TASK BRIEF: For the entries that follow, tally the lines holding the string "Miten". Give the total and nothing else.

Document page image records:
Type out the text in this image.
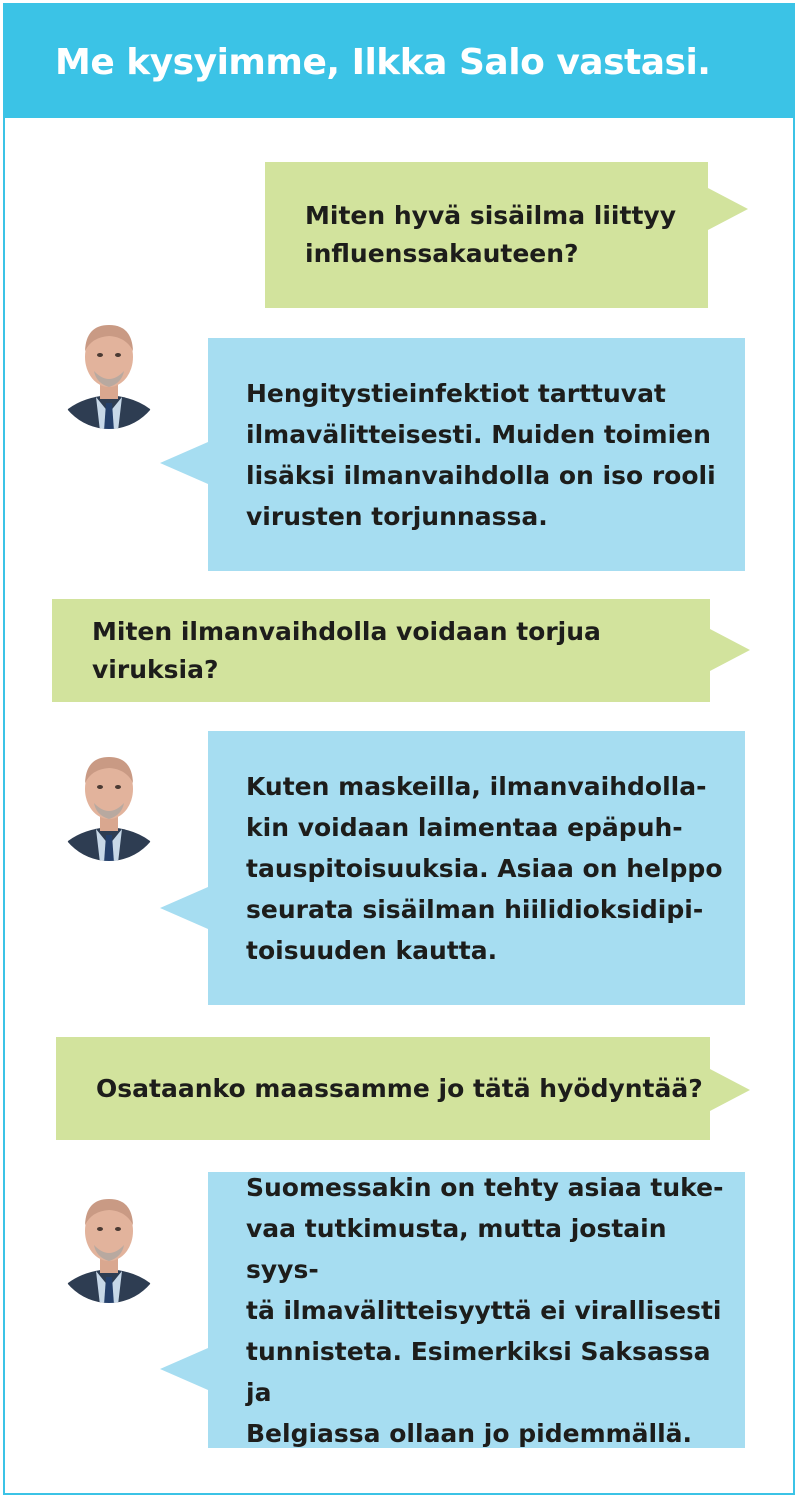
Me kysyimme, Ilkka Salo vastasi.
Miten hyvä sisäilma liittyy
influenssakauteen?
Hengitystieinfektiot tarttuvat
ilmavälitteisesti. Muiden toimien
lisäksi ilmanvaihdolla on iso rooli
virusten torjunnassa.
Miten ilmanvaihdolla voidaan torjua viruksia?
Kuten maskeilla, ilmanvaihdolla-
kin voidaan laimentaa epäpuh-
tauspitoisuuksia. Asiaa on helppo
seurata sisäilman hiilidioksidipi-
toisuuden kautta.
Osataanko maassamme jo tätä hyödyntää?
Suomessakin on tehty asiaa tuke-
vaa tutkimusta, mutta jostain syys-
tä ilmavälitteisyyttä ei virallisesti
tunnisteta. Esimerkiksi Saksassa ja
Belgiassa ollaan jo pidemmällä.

REPLY: 2